++++ PROVIDED RECORDS ++++

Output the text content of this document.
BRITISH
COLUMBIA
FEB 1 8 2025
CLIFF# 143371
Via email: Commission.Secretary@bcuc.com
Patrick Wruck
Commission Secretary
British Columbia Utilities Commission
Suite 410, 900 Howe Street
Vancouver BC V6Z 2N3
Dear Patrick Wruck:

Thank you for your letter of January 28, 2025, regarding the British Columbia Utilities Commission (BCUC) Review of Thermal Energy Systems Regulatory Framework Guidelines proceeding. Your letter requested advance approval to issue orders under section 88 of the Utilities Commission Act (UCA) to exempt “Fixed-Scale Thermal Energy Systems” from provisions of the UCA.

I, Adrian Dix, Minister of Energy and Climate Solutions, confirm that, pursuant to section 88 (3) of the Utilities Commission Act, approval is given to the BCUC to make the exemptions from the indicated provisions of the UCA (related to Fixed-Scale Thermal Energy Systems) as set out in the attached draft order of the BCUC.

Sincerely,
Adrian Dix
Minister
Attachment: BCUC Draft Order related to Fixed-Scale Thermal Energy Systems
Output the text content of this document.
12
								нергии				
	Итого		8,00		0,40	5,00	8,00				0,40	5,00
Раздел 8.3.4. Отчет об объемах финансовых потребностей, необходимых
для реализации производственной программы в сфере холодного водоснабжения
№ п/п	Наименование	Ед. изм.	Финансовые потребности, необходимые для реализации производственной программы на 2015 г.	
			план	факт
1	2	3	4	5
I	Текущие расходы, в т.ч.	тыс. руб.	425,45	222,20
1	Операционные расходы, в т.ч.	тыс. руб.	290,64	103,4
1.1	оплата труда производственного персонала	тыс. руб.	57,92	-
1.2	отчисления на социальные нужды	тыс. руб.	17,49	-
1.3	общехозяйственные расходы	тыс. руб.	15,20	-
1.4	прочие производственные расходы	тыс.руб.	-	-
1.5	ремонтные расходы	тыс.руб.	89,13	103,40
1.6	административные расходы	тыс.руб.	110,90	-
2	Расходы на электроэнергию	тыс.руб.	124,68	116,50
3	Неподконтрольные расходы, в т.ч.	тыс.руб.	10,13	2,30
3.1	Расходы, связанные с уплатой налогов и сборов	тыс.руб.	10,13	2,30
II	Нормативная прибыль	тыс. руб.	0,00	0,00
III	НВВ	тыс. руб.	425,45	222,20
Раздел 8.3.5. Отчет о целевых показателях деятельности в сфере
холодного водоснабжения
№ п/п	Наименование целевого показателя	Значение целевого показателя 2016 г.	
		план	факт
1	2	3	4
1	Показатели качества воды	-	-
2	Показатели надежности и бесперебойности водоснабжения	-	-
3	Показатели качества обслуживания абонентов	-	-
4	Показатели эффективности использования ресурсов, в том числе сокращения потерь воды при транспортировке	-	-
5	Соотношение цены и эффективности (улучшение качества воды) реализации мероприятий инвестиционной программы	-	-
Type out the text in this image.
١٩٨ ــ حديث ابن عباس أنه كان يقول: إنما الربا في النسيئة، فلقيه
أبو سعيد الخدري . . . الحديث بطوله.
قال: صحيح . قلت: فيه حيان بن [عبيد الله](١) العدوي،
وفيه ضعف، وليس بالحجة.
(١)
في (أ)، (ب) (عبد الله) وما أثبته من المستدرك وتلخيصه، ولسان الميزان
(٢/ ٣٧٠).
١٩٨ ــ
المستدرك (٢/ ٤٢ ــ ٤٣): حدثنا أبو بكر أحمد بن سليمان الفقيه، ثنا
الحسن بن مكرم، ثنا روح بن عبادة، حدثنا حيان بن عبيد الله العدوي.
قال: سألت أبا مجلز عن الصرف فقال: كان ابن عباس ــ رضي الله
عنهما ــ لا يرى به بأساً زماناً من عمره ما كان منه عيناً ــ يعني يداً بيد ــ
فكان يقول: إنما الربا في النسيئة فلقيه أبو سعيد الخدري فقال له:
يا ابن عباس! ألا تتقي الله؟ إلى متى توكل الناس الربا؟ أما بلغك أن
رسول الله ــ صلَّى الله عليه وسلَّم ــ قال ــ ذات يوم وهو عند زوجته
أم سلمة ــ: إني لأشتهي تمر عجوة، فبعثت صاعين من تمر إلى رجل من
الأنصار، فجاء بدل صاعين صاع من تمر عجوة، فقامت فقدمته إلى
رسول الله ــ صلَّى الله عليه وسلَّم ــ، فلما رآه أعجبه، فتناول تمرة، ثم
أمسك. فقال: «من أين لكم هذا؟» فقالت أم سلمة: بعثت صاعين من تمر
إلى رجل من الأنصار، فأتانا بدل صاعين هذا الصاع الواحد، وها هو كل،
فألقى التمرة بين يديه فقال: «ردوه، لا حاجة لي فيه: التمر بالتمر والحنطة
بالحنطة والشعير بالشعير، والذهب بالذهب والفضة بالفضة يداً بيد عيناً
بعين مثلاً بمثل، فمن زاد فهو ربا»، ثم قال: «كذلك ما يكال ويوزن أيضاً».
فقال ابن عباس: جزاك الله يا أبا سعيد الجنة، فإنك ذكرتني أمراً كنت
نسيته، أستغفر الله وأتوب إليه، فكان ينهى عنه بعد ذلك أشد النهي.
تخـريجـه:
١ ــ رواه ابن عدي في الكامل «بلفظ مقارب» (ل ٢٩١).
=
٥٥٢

++++

**EXERCISE**
Copy every record above exactly as it appears.

**TASK ANSWER**
Output the text content of this document.
BRITISH
COLUMBIA
FEB 1 8 2025
CLIFF# 143371
Via email: Commission.Secretary@bcuc.com
Patrick Wruck
Commission Secretary
British Columbia Utilities Commission
Suite 410, 900 Howe Street
Vancouver BC V6Z 2N3
Dear Patrick Wruck:

Thank you for your letter of January 28, 2025, regarding the British Columbia Utilities Commission (BCUC) Review of Thermal Energy Systems Regulatory Framework Guidelines proceeding. Your letter requested advance approval to issue orders under section 88 of the Utilities Commission Act (UCA) to exempt “Fixed-Scale Thermal Energy Systems” from provisions of the UCA.

I, Adrian Dix, Minister of Energy and Climate Solutions, confirm that, pursuant to section 88 (3) of the Utilities Commission Act, approval is given to the BCUC to make the exemptions from the indicated provisions of the UCA (related to Fixed-Scale Thermal Energy Systems) as set out in the attached draft order of the BCUC.

Sincerely,
Adrian Dix
Minister
Attachment: BCUC Draft Order related to Fixed-Scale Thermal Energy Systems
Output the text content of this document.
12
								нергии				
	Итого		8,00		0,40	5,00	8,00				0,40	5,00
Раздел 8.3.4. Отчет об объемах финансовых потребностей, необходимых
для реализации производственной программы в сфере холодного водоснабжения
№ п/п	Наименование	Ед. изм.	Финансовые потребности, необходимые для реализации производственной программы на 2015 г.	
			план	факт
1	2	3	4	5
I	Текущие расходы, в т.ч.	тыс. руб.	425,45	222,20
1	Операционные расходы, в т.ч.	тыс. руб.	290,64	103,4
1.1	оплата труда производственного персонала	тыс. руб.	57,92	-
1.2	отчисления на социальные нужды	тыс. руб.	17,49	-
1.3	общехозяйственные расходы	тыс. руб.	15,20	-
1.4	прочие производственные расходы	тыс.руб.	-	-
1.5	ремонтные расходы	тыс.руб.	89,13	103,40
1.6	административные расходы	тыс.руб.	110,90	-
2	Расходы на электроэнергию	тыс.руб.	124,68	116,50
3	Неподконтрольные расходы, в т.ч.	тыс.руб.	10,13	2,30
3.1	Расходы, связанные с уплатой налогов и сборов	тыс.руб.	10,13	2,30
II	Нормативная прибыль	тыс. руб.	0,00	0,00
III	НВВ	тыс. руб.	425,45	222,20
Раздел 8.3.5. Отчет о целевых показателях деятельности в сфере
холодного водоснабжения
№ п/п	Наименование целевого показателя	Значение целевого показателя 2016 г.	
		план	факт
1	2	3	4
1	Показатели качества воды	-	-
2	Показатели надежности и бесперебойности водоснабжения	-	-
3	Показатели качества обслуживания абонентов	-	-
4	Показатели эффективности использования ресурсов, в том числе сокращения потерь воды при транспортировке	-	-
5	Соотношение цены и эффективности (улучшение качества воды) реализации мероприятий инвестиционной программы	-	-
Type out the text in this image.
١٩٨ ــ حديث ابن عباس أنه كان يقول: إنما الربا في النسيئة، فلقيه
أبو سعيد الخدري . . . الحديث بطوله.
قال: صحيح . قلت: فيه حيان بن [عبيد الله](١) العدوي،
وفيه ضعف، وليس بالحجة.
(١)
في (أ)، (ب) (عبد الله) وما أثبته من المستدرك وتلخيصه، ولسان الميزان
(٢/ ٣٧٠).
١٩٨ ــ
المستدرك (٢/ ٤٢ ــ ٤٣): حدثنا أبو بكر أحمد بن سليمان الفقيه، ثنا
الحسن بن مكرم، ثنا روح بن عبادة، حدثنا حيان بن عبيد الله العدوي.
قال: سألت أبا مجلز عن الصرف فقال: كان ابن عباس ــ رضي الله
عنهما ــ لا يرى به بأساً زماناً من عمره ما كان منه عيناً ــ يعني يداً بيد ــ
فكان يقول: إنما الربا في النسيئة فلقيه أبو سعيد الخدري فقال له:
يا ابن عباس! ألا تتقي الله؟ إلى متى توكل الناس الربا؟ أما بلغك أن
رسول الله ــ صلَّى الله عليه وسلَّم ــ قال ــ ذات يوم وهو عند زوجته
أم سلمة ــ: إني لأشتهي تمر عجوة، فبعثت صاعين من تمر إلى رجل من
الأنصار، فجاء بدل صاعين صاع من تمر عجوة، فقامت فقدمته إلى
رسول الله ــ صلَّى الله عليه وسلَّم ــ، فلما رآه أعجبه، فتناول تمرة، ثم
أمسك. فقال: «من أين لكم هذا؟» فقالت أم سلمة: بعثت صاعين من تمر
إلى رجل من الأنصار، فأتانا بدل صاعين هذا الصاع الواحد، وها هو كل،
فألقى التمرة بين يديه فقال: «ردوه، لا حاجة لي فيه: التمر بالتمر والحنطة
بالحنطة والشعير بالشعير، والذهب بالذهب والفضة بالفضة يداً بيد عيناً
بعين مثلاً بمثل، فمن زاد فهو ربا»، ثم قال: «كذلك ما يكال ويوزن أيضاً».
فقال ابن عباس: جزاك الله يا أبا سعيد الجنة، فإنك ذكرتني أمراً كنت
نسيته، أستغفر الله وأتوب إليه، فكان ينهى عنه بعد ذلك أشد النهي.
تخـريجـه:
١ ــ رواه ابن عدي في الكامل «بلفظ مقارب» (ل ٢٩١).
=
٥٥٢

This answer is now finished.